### Stated goal
Give only one thing: the number of lines that include the word "JSON".

──────── Listing ────────

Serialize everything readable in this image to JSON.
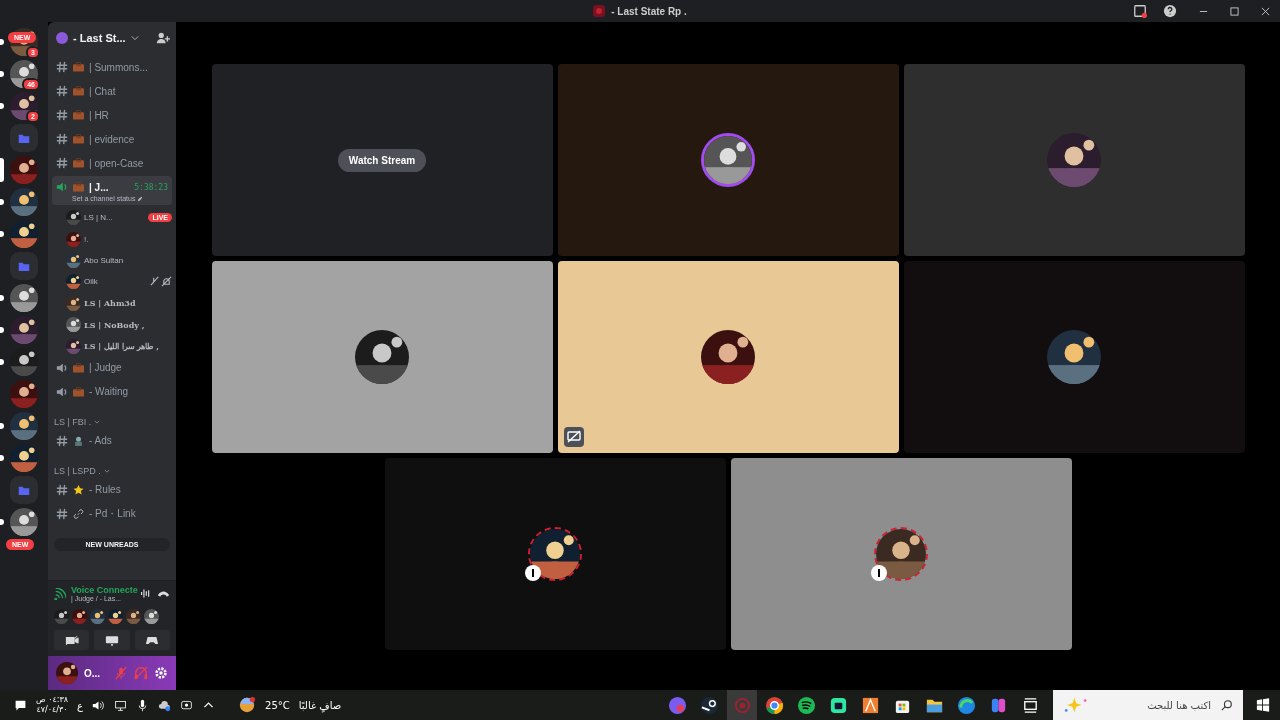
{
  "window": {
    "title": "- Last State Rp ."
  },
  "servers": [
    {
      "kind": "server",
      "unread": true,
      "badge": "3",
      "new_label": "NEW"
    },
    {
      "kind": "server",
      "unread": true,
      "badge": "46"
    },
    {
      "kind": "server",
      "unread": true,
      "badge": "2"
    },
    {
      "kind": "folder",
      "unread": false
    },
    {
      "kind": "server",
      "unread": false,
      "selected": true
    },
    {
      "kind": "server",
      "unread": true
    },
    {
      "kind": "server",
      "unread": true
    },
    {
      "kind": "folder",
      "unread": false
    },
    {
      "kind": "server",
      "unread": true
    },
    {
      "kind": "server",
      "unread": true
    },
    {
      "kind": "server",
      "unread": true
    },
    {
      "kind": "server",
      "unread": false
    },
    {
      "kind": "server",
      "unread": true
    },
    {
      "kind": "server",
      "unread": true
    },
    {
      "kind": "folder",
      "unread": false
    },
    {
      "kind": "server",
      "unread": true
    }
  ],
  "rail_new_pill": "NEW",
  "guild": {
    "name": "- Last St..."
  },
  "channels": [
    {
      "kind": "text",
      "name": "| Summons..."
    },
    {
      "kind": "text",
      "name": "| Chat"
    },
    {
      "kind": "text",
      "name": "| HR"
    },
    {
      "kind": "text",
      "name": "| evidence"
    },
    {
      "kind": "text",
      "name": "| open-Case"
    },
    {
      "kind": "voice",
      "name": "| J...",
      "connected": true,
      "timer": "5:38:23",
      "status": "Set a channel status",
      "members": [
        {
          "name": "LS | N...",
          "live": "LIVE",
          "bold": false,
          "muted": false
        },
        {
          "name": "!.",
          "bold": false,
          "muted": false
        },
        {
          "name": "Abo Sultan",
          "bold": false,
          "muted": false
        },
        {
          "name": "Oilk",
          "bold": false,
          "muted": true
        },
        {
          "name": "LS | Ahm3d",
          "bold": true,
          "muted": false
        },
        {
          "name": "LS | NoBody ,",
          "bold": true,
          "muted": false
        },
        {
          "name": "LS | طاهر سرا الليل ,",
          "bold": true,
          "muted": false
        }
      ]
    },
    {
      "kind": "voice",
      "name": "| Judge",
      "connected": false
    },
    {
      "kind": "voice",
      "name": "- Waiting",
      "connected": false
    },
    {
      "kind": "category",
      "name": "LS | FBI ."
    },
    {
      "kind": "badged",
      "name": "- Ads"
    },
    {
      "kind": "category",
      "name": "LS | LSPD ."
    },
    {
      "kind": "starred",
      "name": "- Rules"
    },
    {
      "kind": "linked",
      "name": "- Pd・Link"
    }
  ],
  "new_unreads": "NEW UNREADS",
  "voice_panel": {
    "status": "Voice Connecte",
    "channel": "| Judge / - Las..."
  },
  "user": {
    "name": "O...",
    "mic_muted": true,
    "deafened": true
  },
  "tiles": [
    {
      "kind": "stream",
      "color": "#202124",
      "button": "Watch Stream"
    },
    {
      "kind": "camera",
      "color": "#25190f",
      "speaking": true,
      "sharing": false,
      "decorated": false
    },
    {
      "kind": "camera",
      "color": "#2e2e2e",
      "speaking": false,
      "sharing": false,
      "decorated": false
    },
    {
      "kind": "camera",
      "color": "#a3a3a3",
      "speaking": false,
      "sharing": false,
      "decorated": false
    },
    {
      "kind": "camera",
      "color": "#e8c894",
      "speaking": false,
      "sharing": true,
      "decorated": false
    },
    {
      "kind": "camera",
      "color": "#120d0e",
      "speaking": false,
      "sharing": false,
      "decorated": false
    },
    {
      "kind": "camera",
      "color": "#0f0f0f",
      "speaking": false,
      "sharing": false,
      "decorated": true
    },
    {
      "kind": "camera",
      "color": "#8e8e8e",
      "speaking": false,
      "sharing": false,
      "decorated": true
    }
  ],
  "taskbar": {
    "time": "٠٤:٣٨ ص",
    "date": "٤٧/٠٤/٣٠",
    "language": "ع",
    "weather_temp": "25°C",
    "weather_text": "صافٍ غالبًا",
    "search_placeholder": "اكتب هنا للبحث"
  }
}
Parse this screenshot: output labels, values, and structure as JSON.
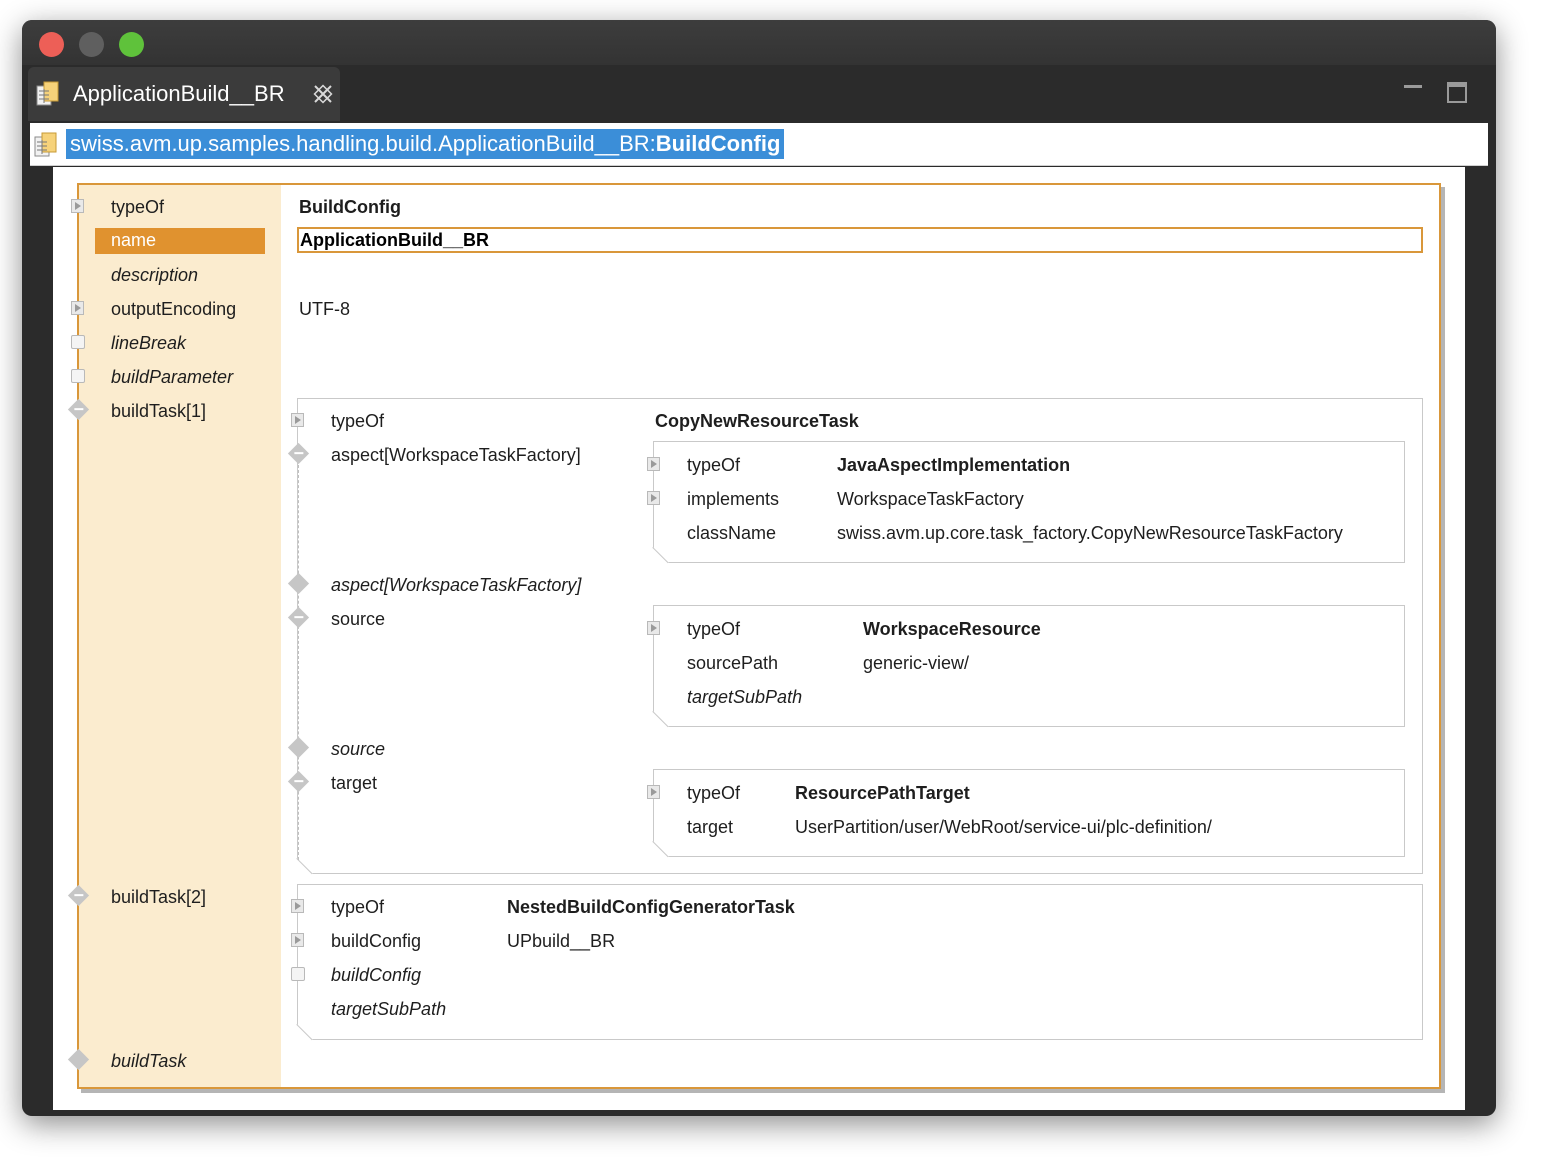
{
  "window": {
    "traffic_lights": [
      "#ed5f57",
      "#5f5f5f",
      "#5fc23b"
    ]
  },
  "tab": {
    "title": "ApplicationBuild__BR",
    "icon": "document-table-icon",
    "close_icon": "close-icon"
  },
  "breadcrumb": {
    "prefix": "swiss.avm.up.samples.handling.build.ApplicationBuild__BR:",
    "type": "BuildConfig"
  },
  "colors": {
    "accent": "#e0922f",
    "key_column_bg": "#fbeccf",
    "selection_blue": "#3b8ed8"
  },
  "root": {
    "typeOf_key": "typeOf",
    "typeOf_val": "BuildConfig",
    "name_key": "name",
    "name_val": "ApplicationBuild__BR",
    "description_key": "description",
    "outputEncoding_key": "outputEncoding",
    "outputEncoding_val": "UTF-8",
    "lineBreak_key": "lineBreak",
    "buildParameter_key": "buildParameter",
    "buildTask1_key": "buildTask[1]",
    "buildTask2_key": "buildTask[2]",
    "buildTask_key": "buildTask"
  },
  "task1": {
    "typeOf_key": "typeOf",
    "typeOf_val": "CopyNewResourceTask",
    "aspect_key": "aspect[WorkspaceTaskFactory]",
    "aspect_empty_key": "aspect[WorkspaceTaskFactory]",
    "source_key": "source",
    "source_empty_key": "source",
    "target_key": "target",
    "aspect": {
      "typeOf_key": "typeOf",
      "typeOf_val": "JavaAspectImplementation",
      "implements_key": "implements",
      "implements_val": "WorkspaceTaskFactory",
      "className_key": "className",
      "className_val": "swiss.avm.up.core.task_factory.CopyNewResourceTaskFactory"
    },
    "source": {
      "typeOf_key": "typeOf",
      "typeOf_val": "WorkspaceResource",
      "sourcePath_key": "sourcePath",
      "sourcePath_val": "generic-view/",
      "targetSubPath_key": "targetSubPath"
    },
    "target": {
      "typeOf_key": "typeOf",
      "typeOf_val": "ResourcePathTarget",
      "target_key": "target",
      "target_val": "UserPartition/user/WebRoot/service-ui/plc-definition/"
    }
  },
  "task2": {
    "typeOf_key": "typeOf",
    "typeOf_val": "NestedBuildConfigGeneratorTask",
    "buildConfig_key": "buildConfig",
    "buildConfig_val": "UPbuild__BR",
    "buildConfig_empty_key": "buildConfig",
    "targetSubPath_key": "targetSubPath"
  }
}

────────

### Expected output
2